TASK REQUIREMENTS
Transcribe each line of the material as it is, and drop any picture.

[Collection entries]

== == ==

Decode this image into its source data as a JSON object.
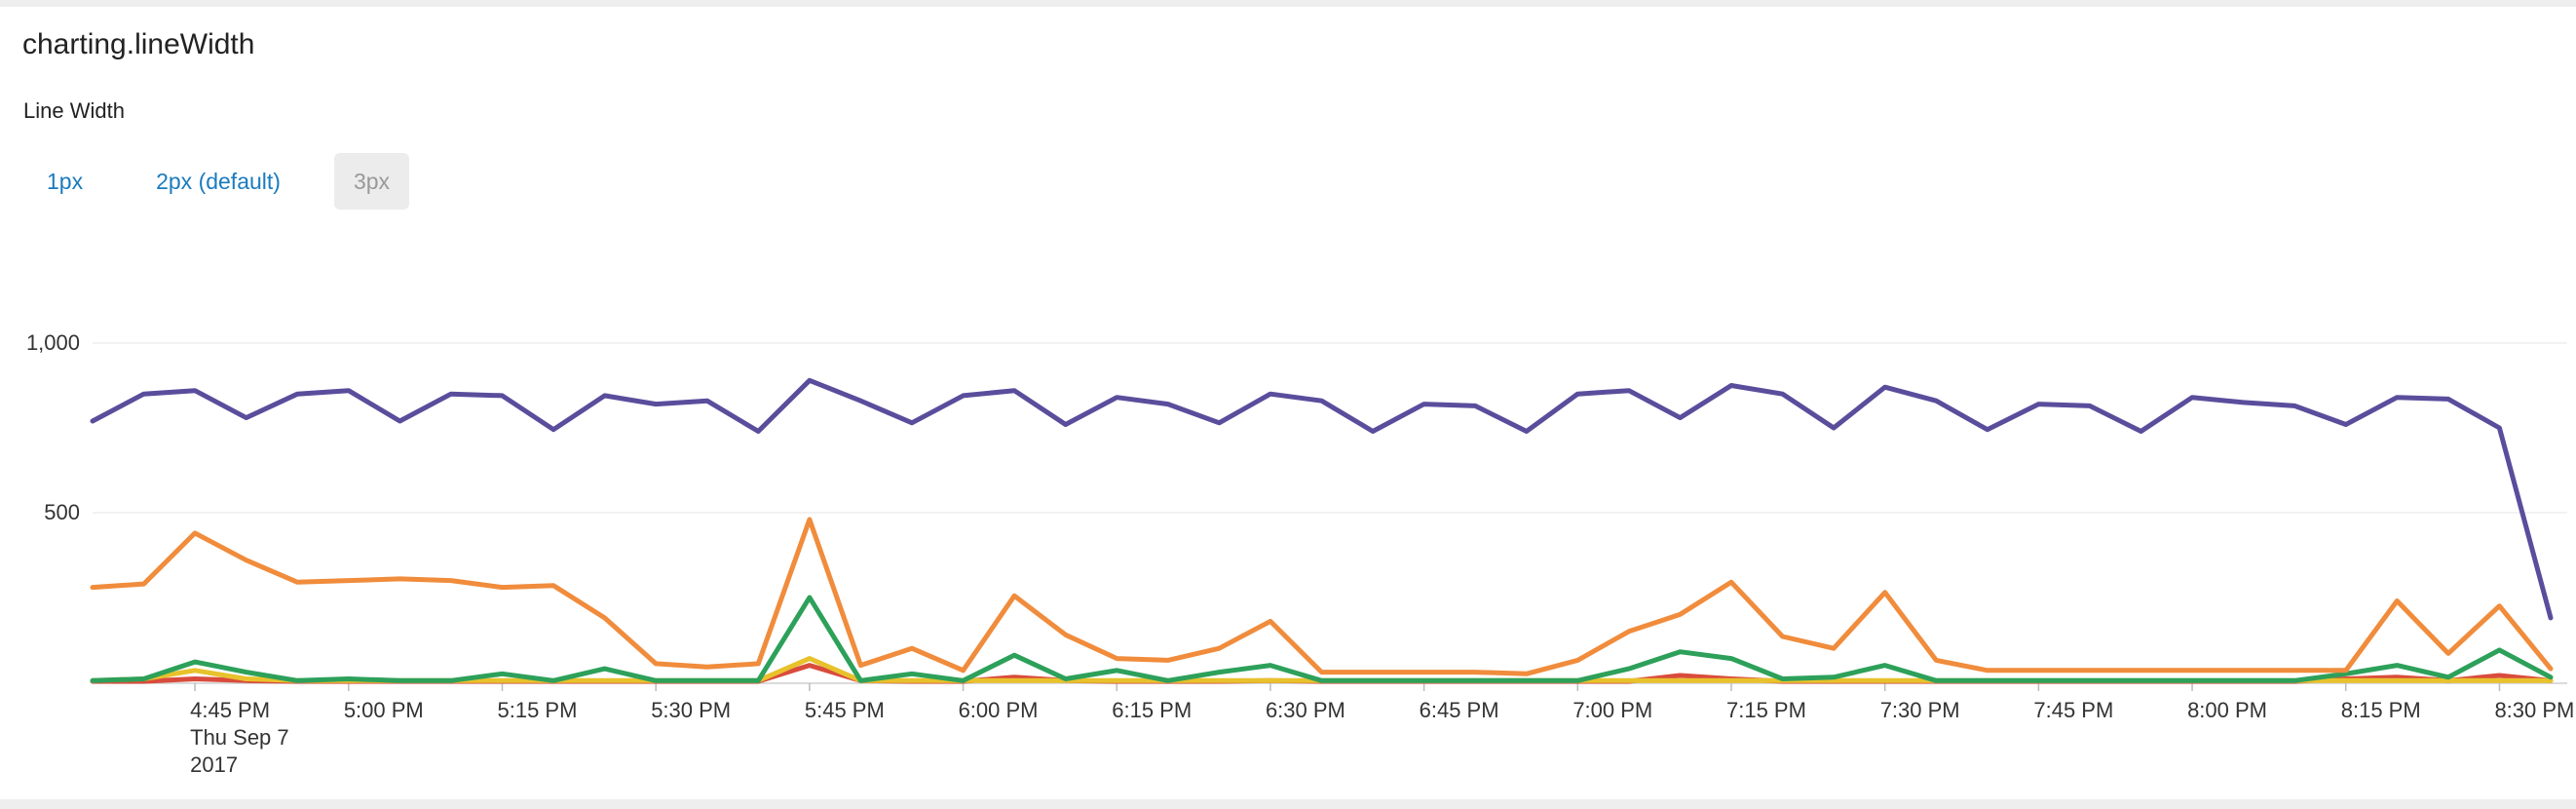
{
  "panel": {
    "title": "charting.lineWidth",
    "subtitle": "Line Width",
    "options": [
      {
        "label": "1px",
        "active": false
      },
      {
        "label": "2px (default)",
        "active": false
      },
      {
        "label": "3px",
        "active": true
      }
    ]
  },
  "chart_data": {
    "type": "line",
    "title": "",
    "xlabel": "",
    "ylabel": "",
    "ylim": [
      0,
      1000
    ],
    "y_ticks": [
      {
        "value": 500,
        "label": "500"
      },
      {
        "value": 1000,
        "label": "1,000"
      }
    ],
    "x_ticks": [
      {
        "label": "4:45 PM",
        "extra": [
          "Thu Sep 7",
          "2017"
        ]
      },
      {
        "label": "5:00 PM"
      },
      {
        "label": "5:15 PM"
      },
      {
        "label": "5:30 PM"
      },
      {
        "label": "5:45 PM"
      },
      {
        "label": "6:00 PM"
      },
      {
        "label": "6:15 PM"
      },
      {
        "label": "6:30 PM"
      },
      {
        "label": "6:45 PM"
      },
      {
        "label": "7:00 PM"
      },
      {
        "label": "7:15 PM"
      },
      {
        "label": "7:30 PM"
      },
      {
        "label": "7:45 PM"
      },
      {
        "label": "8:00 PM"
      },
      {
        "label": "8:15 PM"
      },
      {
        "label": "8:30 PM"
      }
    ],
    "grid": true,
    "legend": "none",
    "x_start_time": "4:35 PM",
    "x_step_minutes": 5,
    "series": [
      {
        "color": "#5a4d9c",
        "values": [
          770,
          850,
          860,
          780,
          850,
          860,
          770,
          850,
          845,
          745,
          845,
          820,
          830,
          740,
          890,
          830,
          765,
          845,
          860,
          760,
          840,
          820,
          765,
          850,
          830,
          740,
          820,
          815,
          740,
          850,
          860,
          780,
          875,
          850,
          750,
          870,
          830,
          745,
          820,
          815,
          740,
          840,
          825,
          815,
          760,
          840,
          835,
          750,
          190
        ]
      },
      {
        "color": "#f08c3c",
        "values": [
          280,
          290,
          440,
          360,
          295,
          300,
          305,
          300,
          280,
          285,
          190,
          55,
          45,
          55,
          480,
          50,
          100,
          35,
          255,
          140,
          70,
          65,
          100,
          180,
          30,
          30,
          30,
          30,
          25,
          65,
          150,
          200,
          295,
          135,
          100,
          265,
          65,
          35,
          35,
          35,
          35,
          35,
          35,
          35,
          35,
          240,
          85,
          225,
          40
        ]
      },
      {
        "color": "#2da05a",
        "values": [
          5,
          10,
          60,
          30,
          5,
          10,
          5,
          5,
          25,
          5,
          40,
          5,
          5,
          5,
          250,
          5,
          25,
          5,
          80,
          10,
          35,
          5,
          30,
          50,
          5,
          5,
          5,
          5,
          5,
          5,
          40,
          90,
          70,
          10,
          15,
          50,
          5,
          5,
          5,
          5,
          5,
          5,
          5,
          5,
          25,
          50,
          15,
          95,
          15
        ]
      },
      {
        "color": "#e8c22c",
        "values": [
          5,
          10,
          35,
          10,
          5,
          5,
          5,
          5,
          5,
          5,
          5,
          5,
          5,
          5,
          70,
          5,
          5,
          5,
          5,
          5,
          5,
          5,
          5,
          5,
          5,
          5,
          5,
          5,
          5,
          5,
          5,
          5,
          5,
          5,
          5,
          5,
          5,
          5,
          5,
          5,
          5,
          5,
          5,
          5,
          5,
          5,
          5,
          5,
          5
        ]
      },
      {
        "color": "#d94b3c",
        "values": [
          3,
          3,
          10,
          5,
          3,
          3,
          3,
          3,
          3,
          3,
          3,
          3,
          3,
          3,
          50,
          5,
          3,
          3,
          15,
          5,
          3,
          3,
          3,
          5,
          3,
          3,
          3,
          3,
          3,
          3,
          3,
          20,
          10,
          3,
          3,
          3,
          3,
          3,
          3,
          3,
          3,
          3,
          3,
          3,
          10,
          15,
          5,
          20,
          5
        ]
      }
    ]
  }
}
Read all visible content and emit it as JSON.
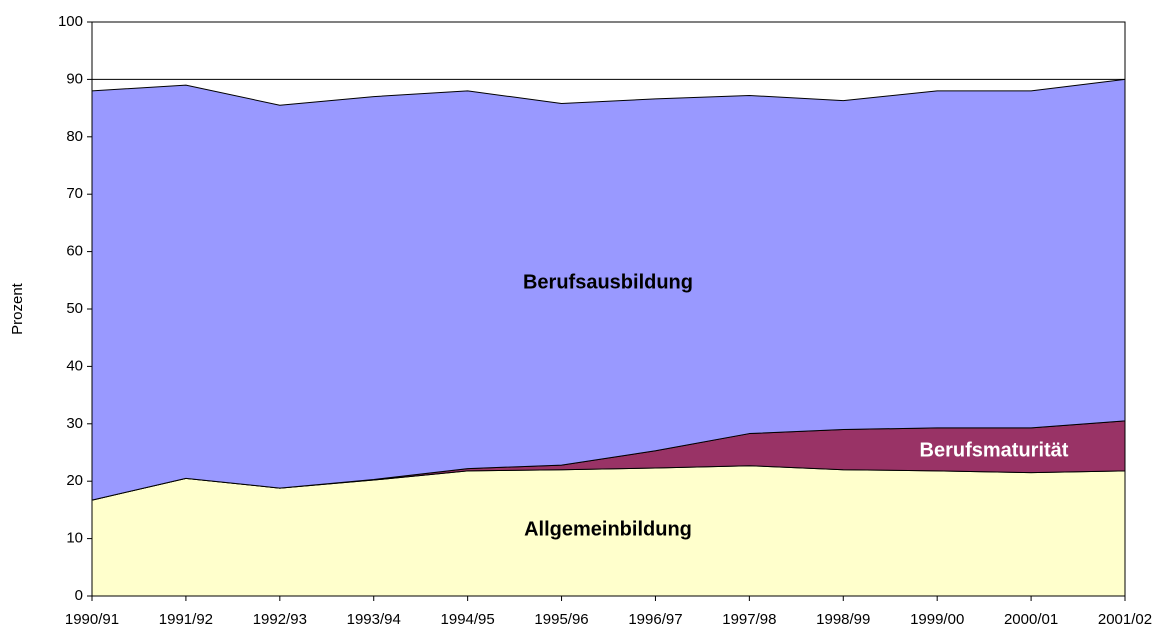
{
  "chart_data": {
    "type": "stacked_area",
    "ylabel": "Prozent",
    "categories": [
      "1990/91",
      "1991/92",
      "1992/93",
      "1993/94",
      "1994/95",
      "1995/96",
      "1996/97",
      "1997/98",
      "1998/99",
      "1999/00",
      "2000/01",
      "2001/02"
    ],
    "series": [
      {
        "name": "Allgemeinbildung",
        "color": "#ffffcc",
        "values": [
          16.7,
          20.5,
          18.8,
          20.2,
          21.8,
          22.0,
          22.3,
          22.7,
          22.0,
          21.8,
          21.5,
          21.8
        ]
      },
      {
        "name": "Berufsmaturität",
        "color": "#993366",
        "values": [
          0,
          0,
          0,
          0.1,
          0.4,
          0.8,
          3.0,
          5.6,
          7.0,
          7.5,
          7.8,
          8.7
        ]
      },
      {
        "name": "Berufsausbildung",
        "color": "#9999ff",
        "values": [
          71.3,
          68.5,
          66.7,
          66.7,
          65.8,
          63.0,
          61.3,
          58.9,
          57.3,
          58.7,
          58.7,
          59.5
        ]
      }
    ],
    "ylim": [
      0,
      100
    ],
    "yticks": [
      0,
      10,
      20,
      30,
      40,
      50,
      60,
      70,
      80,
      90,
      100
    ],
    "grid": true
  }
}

== == ==

TASK RESULT
Decode this image into its source data as a JSON object.
{
  "panel": {
    "title": "charting.lineWidth",
    "subtitle": "Line Width",
    "options": [
      {
        "label": "1px",
        "active": false
      },
      {
        "label": "2px (default)",
        "active": false
      },
      {
        "label": "3px",
        "active": true
      }
    ]
  },
  "chart_data": {
    "type": "line",
    "title": "",
    "xlabel": "",
    "ylabel": "",
    "ylim": [
      0,
      1000
    ],
    "y_ticks": [
      {
        "value": 500,
        "label": "500"
      },
      {
        "value": 1000,
        "label": "1,000"
      }
    ],
    "x_ticks": [
      {
        "label": "4:45 PM",
        "extra": [
          "Thu Sep 7",
          "2017"
        ]
      },
      {
        "label": "5:00 PM"
      },
      {
        "label": "5:15 PM"
      },
      {
        "label": "5:30 PM"
      },
      {
        "label": "5:45 PM"
      },
      {
        "label": "6:00 PM"
      },
      {
        "label": "6:15 PM"
      },
      {
        "label": "6:30 PM"
      },
      {
        "label": "6:45 PM"
      },
      {
        "label": "7:00 PM"
      },
      {
        "label": "7:15 PM"
      },
      {
        "label": "7:30 PM"
      },
      {
        "label": "7:45 PM"
      },
      {
        "label": "8:00 PM"
      },
      {
        "label": "8:15 PM"
      },
      {
        "label": "8:30 PM"
      }
    ],
    "grid": true,
    "legend": "none",
    "x_start_time": "4:35 PM",
    "x_step_minutes": 5,
    "series": [
      {
        "color": "#5a4d9c",
        "values": [
          770,
          850,
          860,
          780,
          850,
          860,
          770,
          850,
          845,
          745,
          845,
          820,
          830,
          740,
          890,
          830,
          765,
          845,
          860,
          760,
          840,
          820,
          765,
          850,
          830,
          740,
          820,
          815,
          740,
          850,
          860,
          780,
          875,
          850,
          750,
          870,
          830,
          745,
          820,
          815,
          740,
          840,
          825,
          815,
          760,
          840,
          835,
          750,
          190
        ]
      },
      {
        "color": "#f08c3c",
        "values": [
          280,
          290,
          440,
          360,
          295,
          300,
          305,
          300,
          280,
          285,
          190,
          55,
          45,
          55,
          480,
          50,
          100,
          35,
          255,
          140,
          70,
          65,
          100,
          180,
          30,
          30,
          30,
          30,
          25,
          65,
          150,
          200,
          295,
          135,
          100,
          265,
          65,
          35,
          35,
          35,
          35,
          35,
          35,
          35,
          35,
          240,
          85,
          225,
          40
        ]
      },
      {
        "color": "#2da05a",
        "values": [
          5,
          10,
          60,
          30,
          5,
          10,
          5,
          5,
          25,
          5,
          40,
          5,
          5,
          5,
          250,
          5,
          25,
          5,
          80,
          10,
          35,
          5,
          30,
          50,
          5,
          5,
          5,
          5,
          5,
          5,
          40,
          90,
          70,
          10,
          15,
          50,
          5,
          5,
          5,
          5,
          5,
          5,
          5,
          5,
          25,
          50,
          15,
          95,
          15
        ]
      },
      {
        "color": "#e8c22c",
        "values": [
          5,
          10,
          35,
          10,
          5,
          5,
          5,
          5,
          5,
          5,
          5,
          5,
          5,
          5,
          70,
          5,
          5,
          5,
          5,
          5,
          5,
          5,
          5,
          5,
          5,
          5,
          5,
          5,
          5,
          5,
          5,
          5,
          5,
          5,
          5,
          5,
          5,
          5,
          5,
          5,
          5,
          5,
          5,
          5,
          5,
          5,
          5,
          5,
          5
        ]
      },
      {
        "color": "#d94b3c",
        "values": [
          3,
          3,
          10,
          5,
          3,
          3,
          3,
          3,
          3,
          3,
          3,
          3,
          3,
          3,
          50,
          5,
          3,
          3,
          15,
          5,
          3,
          3,
          3,
          5,
          3,
          3,
          3,
          3,
          3,
          3,
          3,
          20,
          10,
          3,
          3,
          3,
          3,
          3,
          3,
          3,
          3,
          3,
          3,
          3,
          10,
          15,
          5,
          20,
          5
        ]
      }
    ]
  }
}
Read all visible content and emit it as JSON.
{
  "chart_data": {
    "type": "stacked_area",
    "ylabel": "Prozent",
    "categories": [
      "1990/91",
      "1991/92",
      "1992/93",
      "1993/94",
      "1994/95",
      "1995/96",
      "1996/97",
      "1997/98",
      "1998/99",
      "1999/00",
      "2000/01",
      "2001/02"
    ],
    "series": [
      {
        "name": "Allgemeinbildung",
        "color": "#ffffcc",
        "values": [
          16.7,
          20.5,
          18.8,
          20.2,
          21.8,
          22.0,
          22.3,
          22.7,
          22.0,
          21.8,
          21.5,
          21.8
        ]
      },
      {
        "name": "Berufsmaturität",
        "color": "#993366",
        "values": [
          0,
          0,
          0,
          0.1,
          0.4,
          0.8,
          3.0,
          5.6,
          7.0,
          7.5,
          7.8,
          8.7
        ]
      },
      {
        "name": "Berufsausbildung",
        "color": "#9999ff",
        "values": [
          71.3,
          68.5,
          66.7,
          66.7,
          65.8,
          63.0,
          61.3,
          58.9,
          57.3,
          58.7,
          58.7,
          59.5
        ]
      }
    ],
    "ylim": [
      0,
      100
    ],
    "yticks": [
      0,
      10,
      20,
      30,
      40,
      50,
      60,
      70,
      80,
      90,
      100
    ],
    "grid": true
  }
}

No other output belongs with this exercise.